--- Records ---

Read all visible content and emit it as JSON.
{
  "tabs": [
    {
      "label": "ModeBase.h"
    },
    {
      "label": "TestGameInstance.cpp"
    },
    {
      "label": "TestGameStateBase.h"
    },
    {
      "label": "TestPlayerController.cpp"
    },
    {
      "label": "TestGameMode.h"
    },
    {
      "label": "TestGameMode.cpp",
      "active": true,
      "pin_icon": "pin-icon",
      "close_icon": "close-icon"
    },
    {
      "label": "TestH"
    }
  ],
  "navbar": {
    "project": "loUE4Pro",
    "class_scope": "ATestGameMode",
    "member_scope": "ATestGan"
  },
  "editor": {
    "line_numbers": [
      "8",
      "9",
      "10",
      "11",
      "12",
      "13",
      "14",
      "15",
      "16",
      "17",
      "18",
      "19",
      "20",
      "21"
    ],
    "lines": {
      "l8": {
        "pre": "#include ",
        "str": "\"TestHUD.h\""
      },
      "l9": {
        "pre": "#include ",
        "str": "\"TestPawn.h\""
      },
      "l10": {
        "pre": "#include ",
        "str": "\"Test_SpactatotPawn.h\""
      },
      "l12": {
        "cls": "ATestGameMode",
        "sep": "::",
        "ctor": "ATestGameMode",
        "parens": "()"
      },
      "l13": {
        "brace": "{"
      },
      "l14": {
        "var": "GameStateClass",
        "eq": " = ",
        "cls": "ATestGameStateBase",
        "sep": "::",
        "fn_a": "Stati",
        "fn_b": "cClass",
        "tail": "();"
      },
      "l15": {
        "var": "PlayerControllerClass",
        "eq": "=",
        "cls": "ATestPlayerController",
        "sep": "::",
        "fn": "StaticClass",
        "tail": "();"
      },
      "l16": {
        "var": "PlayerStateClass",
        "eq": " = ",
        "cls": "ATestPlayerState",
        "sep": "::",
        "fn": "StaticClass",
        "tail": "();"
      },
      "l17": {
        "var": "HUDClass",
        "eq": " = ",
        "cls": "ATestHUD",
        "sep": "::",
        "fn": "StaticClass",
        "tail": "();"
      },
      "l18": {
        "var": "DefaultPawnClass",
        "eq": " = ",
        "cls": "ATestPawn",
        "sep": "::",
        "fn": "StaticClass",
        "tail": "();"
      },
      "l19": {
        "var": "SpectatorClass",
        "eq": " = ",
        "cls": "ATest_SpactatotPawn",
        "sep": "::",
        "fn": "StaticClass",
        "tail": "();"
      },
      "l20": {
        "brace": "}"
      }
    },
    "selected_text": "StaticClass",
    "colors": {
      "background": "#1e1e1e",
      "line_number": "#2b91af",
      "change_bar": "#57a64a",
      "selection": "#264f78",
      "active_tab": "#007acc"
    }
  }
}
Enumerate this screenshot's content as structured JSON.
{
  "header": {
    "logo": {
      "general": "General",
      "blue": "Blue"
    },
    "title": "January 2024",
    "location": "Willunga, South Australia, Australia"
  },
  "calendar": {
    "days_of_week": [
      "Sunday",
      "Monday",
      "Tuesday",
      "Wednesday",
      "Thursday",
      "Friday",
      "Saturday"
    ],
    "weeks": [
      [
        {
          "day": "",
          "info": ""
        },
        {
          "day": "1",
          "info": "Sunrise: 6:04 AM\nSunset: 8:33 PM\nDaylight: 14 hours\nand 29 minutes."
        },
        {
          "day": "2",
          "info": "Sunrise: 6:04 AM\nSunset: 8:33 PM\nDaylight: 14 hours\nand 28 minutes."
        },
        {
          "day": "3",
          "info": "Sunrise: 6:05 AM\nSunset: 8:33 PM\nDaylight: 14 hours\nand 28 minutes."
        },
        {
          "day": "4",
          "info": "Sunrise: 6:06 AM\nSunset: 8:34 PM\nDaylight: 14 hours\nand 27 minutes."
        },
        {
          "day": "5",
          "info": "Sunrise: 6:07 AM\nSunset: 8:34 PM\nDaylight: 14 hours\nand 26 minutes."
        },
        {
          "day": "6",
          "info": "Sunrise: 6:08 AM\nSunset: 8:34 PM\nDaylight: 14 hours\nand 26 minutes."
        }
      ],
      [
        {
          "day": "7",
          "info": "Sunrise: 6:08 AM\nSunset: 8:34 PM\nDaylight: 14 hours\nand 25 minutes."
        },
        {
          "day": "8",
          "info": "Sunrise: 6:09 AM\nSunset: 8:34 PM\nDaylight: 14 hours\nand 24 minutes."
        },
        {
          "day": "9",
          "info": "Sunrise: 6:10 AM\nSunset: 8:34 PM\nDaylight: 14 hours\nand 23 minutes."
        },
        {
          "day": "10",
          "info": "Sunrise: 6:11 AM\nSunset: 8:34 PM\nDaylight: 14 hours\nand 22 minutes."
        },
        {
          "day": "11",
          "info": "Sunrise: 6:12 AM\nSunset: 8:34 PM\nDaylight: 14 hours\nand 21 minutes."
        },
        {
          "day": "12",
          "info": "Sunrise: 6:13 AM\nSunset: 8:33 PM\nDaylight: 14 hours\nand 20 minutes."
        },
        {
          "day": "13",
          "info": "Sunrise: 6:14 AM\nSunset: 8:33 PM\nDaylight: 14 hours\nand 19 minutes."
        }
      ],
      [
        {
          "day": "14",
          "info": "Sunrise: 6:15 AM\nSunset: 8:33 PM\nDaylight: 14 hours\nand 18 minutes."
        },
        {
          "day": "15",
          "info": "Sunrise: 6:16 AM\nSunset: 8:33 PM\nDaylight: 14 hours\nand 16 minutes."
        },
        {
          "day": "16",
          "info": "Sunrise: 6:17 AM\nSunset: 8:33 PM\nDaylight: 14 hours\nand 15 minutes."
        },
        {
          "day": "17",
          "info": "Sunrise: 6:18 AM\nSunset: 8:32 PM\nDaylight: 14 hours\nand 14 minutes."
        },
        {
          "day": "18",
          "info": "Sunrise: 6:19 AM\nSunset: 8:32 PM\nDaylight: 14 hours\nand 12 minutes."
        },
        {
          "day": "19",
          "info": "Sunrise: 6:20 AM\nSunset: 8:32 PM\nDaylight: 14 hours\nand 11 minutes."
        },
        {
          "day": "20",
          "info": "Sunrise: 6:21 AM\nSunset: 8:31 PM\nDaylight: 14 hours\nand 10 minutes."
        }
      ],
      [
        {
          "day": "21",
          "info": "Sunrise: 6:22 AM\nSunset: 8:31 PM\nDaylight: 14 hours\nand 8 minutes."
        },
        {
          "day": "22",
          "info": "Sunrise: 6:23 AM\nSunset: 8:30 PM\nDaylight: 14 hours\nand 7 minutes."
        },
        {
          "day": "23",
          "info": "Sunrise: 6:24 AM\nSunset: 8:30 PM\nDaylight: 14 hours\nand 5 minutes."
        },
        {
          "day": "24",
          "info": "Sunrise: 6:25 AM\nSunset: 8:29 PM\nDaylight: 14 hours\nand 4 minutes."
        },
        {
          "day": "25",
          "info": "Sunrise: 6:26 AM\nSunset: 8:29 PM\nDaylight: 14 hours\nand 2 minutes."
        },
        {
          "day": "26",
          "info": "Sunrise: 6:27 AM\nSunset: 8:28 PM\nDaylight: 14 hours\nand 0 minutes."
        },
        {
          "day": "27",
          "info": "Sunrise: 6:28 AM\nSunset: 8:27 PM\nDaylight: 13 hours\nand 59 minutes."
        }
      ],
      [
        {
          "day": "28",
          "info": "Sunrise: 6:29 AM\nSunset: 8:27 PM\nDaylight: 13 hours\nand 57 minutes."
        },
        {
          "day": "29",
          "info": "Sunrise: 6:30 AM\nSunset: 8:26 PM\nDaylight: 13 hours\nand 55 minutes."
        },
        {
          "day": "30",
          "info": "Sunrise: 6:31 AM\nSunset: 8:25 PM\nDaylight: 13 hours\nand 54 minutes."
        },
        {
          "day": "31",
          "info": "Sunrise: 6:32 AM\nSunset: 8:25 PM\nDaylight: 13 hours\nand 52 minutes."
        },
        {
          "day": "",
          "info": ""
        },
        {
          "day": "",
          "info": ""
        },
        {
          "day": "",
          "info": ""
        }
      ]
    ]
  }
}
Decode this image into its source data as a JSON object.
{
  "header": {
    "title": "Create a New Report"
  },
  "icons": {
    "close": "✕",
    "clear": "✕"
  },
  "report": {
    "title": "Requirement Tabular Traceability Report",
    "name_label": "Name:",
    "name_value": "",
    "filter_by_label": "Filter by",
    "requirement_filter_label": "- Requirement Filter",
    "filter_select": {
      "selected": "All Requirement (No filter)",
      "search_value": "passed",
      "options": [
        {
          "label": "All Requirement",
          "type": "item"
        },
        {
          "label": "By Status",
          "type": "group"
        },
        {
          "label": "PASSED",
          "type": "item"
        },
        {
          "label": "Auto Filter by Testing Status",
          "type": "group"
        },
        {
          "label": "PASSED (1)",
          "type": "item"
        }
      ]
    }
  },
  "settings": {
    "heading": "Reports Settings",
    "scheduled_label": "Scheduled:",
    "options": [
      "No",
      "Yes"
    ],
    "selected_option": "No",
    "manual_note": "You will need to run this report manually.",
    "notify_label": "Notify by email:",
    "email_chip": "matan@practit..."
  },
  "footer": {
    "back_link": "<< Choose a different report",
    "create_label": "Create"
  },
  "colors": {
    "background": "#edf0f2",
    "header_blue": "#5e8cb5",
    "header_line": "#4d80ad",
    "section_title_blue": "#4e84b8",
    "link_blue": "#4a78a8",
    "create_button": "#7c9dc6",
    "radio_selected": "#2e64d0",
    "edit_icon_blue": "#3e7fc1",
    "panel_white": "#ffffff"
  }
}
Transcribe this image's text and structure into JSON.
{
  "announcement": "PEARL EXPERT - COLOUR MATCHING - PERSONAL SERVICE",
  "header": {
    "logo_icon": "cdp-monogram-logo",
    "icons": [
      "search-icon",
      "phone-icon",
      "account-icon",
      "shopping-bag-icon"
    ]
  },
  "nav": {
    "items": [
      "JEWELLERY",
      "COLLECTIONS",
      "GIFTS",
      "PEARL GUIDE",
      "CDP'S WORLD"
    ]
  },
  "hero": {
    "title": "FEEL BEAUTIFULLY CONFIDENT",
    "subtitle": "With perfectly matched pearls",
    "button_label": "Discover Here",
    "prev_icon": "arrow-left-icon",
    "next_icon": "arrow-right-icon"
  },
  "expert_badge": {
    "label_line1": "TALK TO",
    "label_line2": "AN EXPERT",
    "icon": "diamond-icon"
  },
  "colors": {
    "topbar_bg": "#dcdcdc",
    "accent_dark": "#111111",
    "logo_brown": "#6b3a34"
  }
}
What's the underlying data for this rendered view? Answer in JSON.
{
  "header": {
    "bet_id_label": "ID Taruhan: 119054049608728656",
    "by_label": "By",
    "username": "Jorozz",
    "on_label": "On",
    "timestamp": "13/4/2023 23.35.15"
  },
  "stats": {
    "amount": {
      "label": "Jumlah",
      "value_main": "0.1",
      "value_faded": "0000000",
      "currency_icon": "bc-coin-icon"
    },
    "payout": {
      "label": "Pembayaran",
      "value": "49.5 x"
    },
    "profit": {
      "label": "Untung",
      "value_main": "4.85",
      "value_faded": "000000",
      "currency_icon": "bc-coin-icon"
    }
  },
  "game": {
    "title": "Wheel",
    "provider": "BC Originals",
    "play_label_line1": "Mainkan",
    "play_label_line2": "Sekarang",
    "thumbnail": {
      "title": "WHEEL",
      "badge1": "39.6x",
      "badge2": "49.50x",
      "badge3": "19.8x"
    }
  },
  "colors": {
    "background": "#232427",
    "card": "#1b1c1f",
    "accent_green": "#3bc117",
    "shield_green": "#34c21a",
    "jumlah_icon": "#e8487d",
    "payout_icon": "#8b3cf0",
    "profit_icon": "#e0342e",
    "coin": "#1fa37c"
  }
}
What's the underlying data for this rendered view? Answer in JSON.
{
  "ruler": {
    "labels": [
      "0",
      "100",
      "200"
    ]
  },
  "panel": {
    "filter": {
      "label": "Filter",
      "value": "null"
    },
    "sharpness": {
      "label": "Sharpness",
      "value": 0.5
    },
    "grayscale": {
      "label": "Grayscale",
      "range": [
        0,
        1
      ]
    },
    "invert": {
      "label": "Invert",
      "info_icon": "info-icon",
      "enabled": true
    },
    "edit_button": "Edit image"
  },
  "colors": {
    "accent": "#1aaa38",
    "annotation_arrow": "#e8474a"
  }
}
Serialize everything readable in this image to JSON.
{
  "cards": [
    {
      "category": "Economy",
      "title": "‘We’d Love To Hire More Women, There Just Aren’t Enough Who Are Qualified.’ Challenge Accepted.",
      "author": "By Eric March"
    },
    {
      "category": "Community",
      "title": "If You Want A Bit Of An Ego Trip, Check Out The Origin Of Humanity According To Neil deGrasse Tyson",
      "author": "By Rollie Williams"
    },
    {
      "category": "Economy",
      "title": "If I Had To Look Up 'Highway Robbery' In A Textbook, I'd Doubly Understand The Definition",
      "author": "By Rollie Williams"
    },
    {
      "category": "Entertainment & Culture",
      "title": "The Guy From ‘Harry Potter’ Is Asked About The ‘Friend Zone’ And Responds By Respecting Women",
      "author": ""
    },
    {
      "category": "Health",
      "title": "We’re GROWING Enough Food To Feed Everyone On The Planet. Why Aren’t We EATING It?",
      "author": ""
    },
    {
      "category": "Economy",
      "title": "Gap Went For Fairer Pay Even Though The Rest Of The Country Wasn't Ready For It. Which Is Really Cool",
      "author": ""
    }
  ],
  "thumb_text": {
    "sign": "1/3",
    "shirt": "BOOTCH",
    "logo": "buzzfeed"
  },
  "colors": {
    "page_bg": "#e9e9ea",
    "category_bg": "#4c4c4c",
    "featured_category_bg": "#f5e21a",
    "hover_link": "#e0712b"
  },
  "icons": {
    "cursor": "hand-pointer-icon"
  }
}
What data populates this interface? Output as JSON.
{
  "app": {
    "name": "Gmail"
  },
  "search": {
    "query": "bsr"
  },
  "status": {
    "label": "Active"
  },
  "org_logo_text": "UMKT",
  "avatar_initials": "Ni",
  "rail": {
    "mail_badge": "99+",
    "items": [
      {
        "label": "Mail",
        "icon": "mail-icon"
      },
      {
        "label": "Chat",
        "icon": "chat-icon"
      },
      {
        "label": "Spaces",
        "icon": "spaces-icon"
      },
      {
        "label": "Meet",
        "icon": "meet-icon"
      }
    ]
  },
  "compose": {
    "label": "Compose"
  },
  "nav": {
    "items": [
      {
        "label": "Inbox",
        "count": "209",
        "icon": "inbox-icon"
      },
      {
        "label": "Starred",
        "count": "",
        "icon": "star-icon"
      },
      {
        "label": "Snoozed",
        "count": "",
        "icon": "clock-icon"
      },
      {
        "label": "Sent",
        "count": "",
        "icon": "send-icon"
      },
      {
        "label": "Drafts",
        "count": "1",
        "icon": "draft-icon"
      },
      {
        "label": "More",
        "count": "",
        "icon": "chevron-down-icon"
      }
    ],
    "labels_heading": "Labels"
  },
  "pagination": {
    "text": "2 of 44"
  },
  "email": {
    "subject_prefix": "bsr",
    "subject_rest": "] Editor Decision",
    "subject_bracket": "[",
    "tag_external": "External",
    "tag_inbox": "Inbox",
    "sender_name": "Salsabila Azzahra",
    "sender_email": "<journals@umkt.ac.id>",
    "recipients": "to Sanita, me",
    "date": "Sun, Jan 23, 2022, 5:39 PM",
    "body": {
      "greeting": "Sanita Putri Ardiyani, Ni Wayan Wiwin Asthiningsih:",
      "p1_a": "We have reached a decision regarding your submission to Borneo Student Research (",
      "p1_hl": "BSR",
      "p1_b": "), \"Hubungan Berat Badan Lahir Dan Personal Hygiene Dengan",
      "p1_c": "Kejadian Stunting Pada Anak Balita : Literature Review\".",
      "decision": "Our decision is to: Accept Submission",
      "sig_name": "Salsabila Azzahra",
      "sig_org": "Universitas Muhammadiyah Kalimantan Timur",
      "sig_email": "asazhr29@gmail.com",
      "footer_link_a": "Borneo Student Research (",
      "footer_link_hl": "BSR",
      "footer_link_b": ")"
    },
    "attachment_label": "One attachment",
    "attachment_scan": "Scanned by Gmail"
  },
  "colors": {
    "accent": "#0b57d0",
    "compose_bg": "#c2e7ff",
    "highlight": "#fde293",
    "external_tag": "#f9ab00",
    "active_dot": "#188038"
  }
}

---

Pull every line containing "Women" from the material above.

      "title": "‘We’d Love To Hire More Women, There Just Aren’t Enough Who Are Qualified.’ Challenge Accepted.",
      "title": "The Guy From ‘Harry Potter’ Is Asked About The ‘Friend Zone’ And Responds By Respecting Women",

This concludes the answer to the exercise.